— REQUEST —
Only lines holding the string "that" are wanted; copy each one from the material.

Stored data
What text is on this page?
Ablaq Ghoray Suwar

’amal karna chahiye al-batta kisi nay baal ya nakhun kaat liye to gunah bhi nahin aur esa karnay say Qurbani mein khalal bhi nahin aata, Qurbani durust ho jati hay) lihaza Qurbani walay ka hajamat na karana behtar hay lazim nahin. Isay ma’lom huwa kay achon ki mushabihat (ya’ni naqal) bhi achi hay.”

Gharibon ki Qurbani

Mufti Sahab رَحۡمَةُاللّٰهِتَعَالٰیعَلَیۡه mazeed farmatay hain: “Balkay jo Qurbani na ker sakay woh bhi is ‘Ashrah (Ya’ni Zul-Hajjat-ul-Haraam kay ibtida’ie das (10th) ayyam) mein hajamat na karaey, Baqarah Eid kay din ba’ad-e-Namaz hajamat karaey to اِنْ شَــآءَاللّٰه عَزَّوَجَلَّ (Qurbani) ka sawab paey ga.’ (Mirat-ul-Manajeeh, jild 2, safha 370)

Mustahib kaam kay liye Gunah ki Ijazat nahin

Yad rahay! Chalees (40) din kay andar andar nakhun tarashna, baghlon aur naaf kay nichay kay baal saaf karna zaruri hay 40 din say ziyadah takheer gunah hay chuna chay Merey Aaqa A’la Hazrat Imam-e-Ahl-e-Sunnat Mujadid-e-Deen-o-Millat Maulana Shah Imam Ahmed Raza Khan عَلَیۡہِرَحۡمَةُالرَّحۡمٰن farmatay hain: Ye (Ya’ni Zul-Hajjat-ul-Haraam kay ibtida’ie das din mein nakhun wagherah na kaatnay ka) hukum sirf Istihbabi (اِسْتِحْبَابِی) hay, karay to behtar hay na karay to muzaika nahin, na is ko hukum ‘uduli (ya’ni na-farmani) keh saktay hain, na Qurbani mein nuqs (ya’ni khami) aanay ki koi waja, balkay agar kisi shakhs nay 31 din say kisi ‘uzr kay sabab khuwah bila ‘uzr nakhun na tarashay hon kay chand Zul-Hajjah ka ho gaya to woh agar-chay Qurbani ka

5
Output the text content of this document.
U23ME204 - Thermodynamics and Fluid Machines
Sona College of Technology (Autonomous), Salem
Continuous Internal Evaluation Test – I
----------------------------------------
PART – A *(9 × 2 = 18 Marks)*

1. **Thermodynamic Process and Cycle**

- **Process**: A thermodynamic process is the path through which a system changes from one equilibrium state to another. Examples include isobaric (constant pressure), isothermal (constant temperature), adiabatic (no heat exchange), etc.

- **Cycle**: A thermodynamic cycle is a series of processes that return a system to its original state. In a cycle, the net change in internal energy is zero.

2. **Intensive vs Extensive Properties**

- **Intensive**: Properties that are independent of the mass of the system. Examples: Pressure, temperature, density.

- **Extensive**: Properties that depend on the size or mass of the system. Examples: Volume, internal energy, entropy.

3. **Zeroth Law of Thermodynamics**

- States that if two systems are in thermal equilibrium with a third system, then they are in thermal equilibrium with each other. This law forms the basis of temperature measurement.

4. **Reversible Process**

— RESULT OF THIS TASK —
- **Cycle**: A thermodynamic cycle is a series of processes that return a system to its original state. In a cycle, the net change in internal energy is zero.
- **Intensive**: Properties that are independent of the mass of the system. Examples: Pressure, temperature, density.
- **Extensive**: Properties that depend on the size or mass of the system. Examples: Volume, internal energy, entropy.
- States that if two systems are in thermal equilibrium with a third system, then they are in thermal equilibrium with each other. This law forms the basis of temperature measurement.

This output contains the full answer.